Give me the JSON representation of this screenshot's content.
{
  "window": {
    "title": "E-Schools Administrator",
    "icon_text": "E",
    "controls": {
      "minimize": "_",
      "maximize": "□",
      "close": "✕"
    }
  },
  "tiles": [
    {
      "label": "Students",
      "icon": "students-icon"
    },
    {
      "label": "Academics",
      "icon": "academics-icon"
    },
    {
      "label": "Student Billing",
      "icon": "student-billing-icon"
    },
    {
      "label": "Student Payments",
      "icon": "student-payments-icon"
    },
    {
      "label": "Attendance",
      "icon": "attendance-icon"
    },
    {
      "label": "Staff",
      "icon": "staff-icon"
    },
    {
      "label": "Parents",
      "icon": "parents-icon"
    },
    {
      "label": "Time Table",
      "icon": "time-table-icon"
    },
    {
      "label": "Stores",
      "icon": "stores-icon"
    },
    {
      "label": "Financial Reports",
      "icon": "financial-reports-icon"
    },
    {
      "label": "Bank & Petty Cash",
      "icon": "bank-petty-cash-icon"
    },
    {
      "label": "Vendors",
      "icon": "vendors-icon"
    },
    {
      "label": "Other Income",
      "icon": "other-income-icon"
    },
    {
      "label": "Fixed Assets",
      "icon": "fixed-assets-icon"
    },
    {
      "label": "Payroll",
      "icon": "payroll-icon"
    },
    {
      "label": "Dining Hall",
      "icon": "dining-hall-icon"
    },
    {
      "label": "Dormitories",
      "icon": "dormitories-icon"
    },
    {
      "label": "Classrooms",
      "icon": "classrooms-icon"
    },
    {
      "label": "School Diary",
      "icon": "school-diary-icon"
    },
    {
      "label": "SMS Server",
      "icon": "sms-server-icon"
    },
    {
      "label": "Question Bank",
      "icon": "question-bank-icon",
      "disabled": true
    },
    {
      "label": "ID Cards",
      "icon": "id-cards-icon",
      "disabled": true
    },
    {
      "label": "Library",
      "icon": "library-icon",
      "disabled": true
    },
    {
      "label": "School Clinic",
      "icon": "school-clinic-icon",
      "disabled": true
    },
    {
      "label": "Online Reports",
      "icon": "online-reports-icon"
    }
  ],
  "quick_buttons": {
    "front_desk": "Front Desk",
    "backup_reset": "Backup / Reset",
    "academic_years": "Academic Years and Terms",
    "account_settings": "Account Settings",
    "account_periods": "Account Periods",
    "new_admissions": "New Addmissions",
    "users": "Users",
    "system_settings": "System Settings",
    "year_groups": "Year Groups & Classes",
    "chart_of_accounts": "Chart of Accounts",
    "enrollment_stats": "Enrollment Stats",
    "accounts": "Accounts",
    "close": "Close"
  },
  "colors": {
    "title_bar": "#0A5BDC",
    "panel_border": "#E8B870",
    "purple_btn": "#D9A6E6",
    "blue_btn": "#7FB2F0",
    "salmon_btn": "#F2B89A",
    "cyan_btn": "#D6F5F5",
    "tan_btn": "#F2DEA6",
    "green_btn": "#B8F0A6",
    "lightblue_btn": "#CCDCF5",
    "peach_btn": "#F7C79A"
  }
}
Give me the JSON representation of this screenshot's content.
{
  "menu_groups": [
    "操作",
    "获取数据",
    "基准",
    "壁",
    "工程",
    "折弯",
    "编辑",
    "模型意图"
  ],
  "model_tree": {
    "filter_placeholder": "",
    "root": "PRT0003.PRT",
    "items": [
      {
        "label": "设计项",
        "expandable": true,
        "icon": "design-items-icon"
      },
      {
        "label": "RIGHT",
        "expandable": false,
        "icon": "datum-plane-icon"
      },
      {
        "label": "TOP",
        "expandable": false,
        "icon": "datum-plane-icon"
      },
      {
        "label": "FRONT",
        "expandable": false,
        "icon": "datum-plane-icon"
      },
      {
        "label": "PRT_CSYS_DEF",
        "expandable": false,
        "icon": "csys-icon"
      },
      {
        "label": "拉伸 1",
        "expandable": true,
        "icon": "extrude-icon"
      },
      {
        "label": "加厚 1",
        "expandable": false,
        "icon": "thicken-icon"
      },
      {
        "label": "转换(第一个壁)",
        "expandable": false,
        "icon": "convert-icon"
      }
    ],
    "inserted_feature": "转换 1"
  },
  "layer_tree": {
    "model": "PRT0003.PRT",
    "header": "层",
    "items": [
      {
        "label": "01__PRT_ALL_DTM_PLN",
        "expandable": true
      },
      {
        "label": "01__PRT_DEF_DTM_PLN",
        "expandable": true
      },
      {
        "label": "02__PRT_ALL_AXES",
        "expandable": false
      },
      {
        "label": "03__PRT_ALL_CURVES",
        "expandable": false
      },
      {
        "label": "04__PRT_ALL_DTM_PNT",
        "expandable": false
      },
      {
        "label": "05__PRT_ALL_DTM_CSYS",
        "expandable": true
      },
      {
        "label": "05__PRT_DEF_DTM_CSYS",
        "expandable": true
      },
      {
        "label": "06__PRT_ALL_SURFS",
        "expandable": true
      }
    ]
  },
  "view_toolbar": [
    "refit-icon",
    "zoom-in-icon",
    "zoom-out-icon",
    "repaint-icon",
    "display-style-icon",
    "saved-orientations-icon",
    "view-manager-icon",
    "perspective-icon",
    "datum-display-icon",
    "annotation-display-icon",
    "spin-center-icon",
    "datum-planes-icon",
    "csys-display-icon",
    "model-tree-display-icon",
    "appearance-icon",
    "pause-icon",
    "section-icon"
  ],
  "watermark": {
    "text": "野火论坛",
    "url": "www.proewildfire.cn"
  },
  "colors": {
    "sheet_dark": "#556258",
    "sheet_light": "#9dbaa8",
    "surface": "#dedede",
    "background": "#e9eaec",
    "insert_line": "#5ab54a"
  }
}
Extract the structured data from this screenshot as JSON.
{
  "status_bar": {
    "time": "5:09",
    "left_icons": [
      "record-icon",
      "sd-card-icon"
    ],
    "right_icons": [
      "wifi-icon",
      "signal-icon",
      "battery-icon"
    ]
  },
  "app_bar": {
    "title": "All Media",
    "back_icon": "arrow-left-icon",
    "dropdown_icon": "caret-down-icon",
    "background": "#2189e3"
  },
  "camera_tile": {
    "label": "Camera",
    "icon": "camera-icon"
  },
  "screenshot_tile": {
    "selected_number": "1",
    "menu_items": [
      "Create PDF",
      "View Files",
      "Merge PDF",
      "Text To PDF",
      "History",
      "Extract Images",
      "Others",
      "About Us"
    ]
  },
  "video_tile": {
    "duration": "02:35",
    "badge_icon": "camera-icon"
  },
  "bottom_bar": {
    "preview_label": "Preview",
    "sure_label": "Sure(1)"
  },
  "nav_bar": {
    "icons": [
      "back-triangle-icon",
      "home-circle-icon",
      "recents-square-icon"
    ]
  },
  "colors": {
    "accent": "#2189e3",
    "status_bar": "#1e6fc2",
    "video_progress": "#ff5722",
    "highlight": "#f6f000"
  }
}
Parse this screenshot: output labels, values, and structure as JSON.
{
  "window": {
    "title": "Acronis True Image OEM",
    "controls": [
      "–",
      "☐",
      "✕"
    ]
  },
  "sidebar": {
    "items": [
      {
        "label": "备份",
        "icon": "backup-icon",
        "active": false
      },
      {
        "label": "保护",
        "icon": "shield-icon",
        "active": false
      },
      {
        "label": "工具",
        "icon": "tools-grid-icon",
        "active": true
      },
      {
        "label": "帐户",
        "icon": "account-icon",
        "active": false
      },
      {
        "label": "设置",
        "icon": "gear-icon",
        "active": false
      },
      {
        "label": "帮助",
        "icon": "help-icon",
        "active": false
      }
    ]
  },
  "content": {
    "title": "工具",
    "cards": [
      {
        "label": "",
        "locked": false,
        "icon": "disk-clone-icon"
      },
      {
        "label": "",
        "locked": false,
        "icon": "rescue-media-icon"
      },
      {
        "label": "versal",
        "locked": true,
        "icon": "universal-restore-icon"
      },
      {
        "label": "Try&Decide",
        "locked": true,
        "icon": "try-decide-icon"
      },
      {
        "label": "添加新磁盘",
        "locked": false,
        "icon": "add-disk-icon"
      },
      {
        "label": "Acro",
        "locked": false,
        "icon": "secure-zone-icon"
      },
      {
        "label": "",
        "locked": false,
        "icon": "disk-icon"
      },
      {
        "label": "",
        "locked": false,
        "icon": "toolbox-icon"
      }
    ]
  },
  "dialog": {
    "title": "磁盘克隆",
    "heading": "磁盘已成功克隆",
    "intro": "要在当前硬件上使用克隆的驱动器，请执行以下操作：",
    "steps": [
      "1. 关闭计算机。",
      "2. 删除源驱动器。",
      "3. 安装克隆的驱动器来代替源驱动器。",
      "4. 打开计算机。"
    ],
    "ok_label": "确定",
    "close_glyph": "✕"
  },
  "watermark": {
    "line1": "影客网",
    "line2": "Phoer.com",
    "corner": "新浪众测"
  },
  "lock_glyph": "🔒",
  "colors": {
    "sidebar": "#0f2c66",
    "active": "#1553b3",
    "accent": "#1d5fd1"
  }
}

§ **YOUR TASK**: Identify each line in the records above that contains the word "disk", and copy it out in full.

§ **SOLVED EXERCISE**:
        "icon": "disk-clone-icon"
        "icon": "add-disk-icon"
        "icon": "disk-icon"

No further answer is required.